--- Begin Information given ---
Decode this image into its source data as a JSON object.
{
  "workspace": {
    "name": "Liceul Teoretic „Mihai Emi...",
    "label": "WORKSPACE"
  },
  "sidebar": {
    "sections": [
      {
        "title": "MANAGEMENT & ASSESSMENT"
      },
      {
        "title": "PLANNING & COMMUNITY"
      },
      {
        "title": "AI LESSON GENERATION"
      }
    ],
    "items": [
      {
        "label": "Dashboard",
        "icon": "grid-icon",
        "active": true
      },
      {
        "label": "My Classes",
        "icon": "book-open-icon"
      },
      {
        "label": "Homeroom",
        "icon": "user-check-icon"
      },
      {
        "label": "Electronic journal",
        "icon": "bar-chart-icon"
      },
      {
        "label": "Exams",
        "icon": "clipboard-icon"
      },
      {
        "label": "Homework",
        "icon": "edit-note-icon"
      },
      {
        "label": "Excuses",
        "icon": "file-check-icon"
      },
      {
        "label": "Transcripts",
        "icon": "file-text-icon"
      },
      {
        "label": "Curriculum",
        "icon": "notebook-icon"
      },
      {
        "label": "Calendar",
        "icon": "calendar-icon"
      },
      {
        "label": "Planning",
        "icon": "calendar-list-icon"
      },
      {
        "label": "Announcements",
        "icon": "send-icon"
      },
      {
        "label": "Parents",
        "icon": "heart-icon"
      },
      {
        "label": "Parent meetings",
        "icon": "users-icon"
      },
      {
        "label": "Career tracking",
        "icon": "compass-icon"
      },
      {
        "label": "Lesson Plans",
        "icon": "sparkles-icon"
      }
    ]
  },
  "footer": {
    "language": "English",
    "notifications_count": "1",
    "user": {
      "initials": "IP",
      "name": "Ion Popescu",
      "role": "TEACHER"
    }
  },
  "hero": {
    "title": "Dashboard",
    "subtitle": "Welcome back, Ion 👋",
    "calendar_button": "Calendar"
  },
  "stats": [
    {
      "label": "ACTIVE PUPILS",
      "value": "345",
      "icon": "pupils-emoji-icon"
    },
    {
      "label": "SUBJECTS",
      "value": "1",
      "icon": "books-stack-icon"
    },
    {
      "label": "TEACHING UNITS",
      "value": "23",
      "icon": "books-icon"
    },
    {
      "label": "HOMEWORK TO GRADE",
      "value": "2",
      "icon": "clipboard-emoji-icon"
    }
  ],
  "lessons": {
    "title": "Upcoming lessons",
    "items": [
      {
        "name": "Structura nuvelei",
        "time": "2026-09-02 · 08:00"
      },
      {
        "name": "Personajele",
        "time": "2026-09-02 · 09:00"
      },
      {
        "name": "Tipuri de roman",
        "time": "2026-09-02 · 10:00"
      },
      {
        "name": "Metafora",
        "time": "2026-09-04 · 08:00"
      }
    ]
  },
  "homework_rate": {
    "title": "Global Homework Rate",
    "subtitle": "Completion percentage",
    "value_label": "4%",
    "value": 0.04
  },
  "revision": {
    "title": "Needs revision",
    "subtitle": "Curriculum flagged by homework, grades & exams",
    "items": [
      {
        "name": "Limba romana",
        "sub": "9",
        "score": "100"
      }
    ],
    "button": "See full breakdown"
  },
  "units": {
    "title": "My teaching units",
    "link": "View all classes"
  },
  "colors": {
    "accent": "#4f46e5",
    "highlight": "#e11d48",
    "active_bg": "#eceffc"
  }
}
--- End Information given ---
Exercise directions:
From the entries above, copy every line that holds the word "emoji".

Written response:
      "icon": "pupils-emoji-icon"
      "icon": "clipboard-emoji-icon"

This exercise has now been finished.